Excerpts from a figure dataset:
==============================
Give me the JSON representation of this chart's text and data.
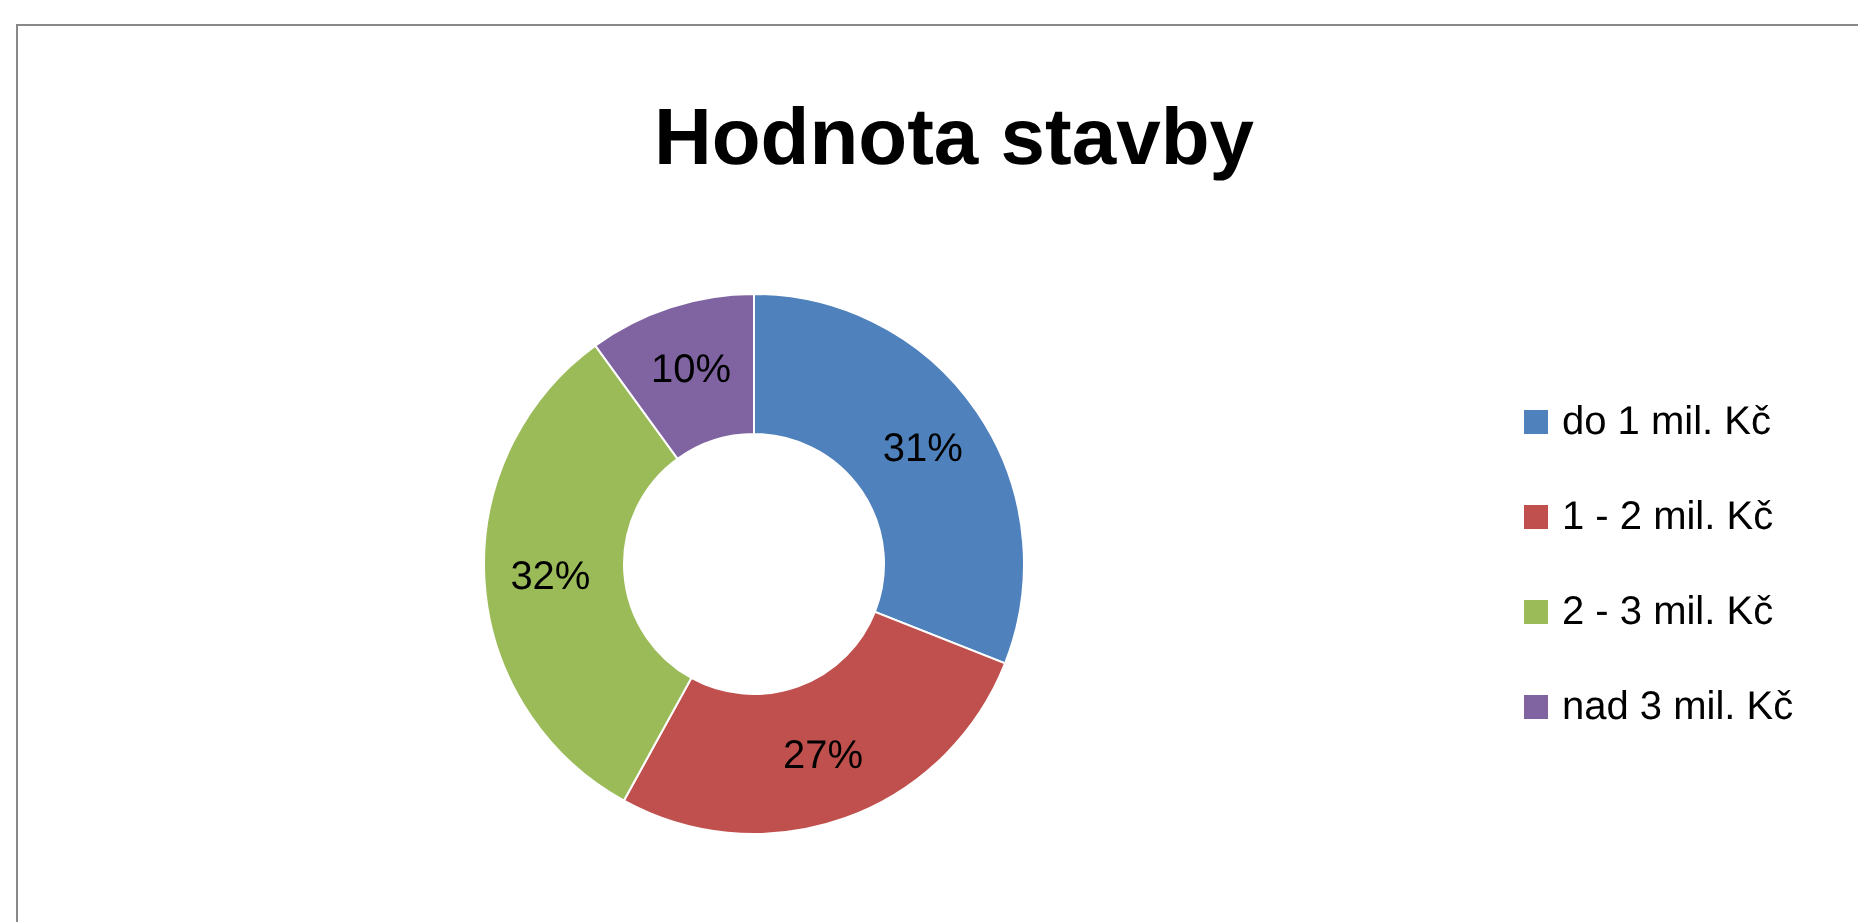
{
  "chart_data": {
    "type": "donut",
    "title": "Hodnota stavby",
    "categories": [
      "do 1 mil. Kč",
      "1 - 2 mil. Kč",
      "2 - 3 mil. Kč",
      "nad 3 mil. Kč"
    ],
    "values": [
      31,
      27,
      32,
      10
    ],
    "colors": [
      "#4f81bd",
      "#c0504d",
      "#9bbb59",
      "#8064a2"
    ],
    "value_labels": [
      "31%",
      "27%",
      "32%",
      "10%"
    ],
    "legend": "right"
  }
}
==============================
AIM OF THE EXERCISE: Write out the whole listing again, exactly, with no pictures.

TASK ANSWER:
Give me the JSON representation of this chart's text and data.
{
  "chart_data": {
    "type": "donut",
    "title": "Hodnota stavby",
    "categories": [
      "do 1 mil. Kč",
      "1 - 2 mil. Kč",
      "2 - 3 mil. Kč",
      "nad 3 mil. Kč"
    ],
    "values": [
      31,
      27,
      32,
      10
    ],
    "colors": [
      "#4f81bd",
      "#c0504d",
      "#9bbb59",
      "#8064a2"
    ],
    "value_labels": [
      "31%",
      "27%",
      "32%",
      "10%"
    ],
    "legend": "right"
  }
}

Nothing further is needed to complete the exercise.